- _THE PROBLEM_: Reproduce all of the material below, substituting "Drawing dimensions" for every occurrence of "Patent image size" and leaving everything else unchanged.

Dataset records

▽

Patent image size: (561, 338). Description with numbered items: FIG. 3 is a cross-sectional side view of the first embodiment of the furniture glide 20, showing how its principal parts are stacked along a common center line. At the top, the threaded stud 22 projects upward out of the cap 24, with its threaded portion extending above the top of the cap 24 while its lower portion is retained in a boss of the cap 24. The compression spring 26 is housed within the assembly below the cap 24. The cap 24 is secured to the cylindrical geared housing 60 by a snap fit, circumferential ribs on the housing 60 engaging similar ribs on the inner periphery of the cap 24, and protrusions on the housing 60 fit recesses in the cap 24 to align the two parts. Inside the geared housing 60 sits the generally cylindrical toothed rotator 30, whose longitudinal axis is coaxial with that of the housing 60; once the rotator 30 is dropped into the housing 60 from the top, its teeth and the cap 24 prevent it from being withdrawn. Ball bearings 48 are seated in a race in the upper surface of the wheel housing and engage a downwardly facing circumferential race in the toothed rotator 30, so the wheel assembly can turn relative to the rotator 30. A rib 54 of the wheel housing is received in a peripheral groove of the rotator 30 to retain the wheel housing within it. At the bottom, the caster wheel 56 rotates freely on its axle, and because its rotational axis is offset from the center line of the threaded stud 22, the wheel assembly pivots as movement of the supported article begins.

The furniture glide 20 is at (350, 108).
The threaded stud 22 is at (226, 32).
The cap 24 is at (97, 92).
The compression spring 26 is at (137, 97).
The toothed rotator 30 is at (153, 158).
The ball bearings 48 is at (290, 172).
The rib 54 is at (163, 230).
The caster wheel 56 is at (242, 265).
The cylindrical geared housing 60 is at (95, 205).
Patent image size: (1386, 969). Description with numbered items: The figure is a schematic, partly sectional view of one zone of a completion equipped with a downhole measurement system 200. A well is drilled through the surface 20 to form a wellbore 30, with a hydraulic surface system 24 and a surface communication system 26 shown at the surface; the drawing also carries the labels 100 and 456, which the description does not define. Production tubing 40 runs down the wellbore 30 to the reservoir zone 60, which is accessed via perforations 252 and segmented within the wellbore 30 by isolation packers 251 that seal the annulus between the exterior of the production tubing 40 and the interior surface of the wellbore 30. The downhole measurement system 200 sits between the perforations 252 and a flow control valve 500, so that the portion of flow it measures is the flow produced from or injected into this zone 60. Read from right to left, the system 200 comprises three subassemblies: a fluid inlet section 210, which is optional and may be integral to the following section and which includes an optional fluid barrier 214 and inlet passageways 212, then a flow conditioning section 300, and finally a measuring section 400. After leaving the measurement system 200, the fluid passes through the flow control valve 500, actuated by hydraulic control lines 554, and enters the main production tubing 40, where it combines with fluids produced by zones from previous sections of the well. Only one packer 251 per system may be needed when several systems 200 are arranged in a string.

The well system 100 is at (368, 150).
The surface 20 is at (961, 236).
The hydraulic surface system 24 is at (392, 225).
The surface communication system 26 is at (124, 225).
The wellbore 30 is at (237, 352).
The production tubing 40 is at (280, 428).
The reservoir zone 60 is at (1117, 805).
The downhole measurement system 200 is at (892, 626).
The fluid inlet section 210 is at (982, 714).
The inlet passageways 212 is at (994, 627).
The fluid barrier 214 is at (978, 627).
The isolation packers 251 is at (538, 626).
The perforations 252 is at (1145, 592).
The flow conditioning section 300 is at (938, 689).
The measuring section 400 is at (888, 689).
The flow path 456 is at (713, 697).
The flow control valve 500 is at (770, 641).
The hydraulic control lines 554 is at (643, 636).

△

- _RESULT OF THIS TASK_:
Drawing dimensions: (561, 338). Description with numbered items: FIG. 3 is a cross-sectional side view of the first embodiment of the furniture glide 20, showing how its principal parts are stacked along a common center line. At the top, the threaded stud 22 projects upward out of the cap 24, with its threaded portion extending above the top of the cap 24 while its lower portion is retained in a boss of the cap 24. The compression spring 26 is housed within the assembly below the cap 24. The cap 24 is secured to the cylindrical geared housing 60 by a snap fit, circumferential ribs on the housing 60 engaging similar ribs on the inner periphery of the cap 24, and protrusions on the housing 60 fit recesses in the cap 24 to align the two parts. Inside the geared housing 60 sits the generally cylindrical toothed rotator 30, whose longitudinal axis is coaxial with that of the housing 60; once the rotator 30 is dropped into the housing 60 from the top, its teeth and the cap 24 prevent it from being withdrawn. Ball bearings 48 are seated in a race in the upper surface of the wheel housing and engage a downwardly facing circumferential race in the toothed rotator 30, so the wheel assembly can turn relative to the rotator 30. A rib 54 of the wheel housing is received in a peripheral groove of the rotator 30 to retain the wheel housing within it. At the bottom, the caster wheel 56 rotates freely on its axle, and because its rotational axis is offset from the center line of the threaded stud 22, the wheel assembly pivots as movement of the supported article begins.

The furniture glide 20 is at (350, 108).
The threaded stud 22 is at (226, 32).
The cap 24 is at (97, 92).
The compression spring 26 is at (137, 97).
The toothed rotator 30 is at (153, 158).
The ball bearings 48 is at (290, 172).
The rib 54 is at (163, 230).
The caster wheel 56 is at (242, 265).
The cylindrical geared housing 60 is at (95, 205).
Drawing dimensions: (1386, 969). Description with numbered items: The figure is a schematic, partly sectional view of one zone of a completion equipped with a downhole measurement system 200. A well is drilled through the surface 20 to form a wellbore 30, with a hydraulic surface system 24 and a surface communication system 26 shown at the surface; the drawing also carries the labels 100 and 456, which the description does not define. Production tubing 40 runs down the wellbore 30 to the reservoir zone 60, which is accessed via perforations 252 and segmented within the wellbore 30 by isolation packers 251 that seal the annulus between the exterior of the production tubing 40 and the interior surface of the wellbore 30. The downhole measurement system 200 sits between the perforations 252 and a flow control valve 500, so that the portion of flow it measures is the flow produced from or injected into this zone 60. Read from right to left, the system 200 comprises three subassemblies: a fluid inlet section 210, which is optional and may be integral to the following section and which includes an optional fluid barrier 214 and inlet passageways 212, then a flow conditioning section 300, and finally a measuring section 400. After leaving the measurement system 200, the fluid passes through the flow control valve 500, actuated by hydraulic control lines 554, and enters the main production tubing 40, where it combines with fluids produced by zones from previous sections of the well. Only one packer 251 per system may be needed when several systems 200 are arranged in a string.

The well system 100 is at (368, 150).
The surface 20 is at (961, 236).
The hydraulic surface system 24 is at (392, 225).
The surface communication system 26 is at (124, 225).
The wellbore 30 is at (237, 352).
The production tubing 40 is at (280, 428).
The reservoir zone 60 is at (1117, 805).
The downhole measurement system 200 is at (892, 626).
The fluid inlet section 210 is at (982, 714).
The inlet passageways 212 is at (994, 627).
The fluid barrier 214 is at (978, 627).
The isolation packers 251 is at (538, 626).
The perforations 252 is at (1145, 592).
The flow conditioning section 300 is at (938, 689).
The measuring section 400 is at (888, 689).
The flow path 456 is at (713, 697).
The flow control valve 500 is at (770, 641).
The hydraulic control lines 554 is at (643, 636).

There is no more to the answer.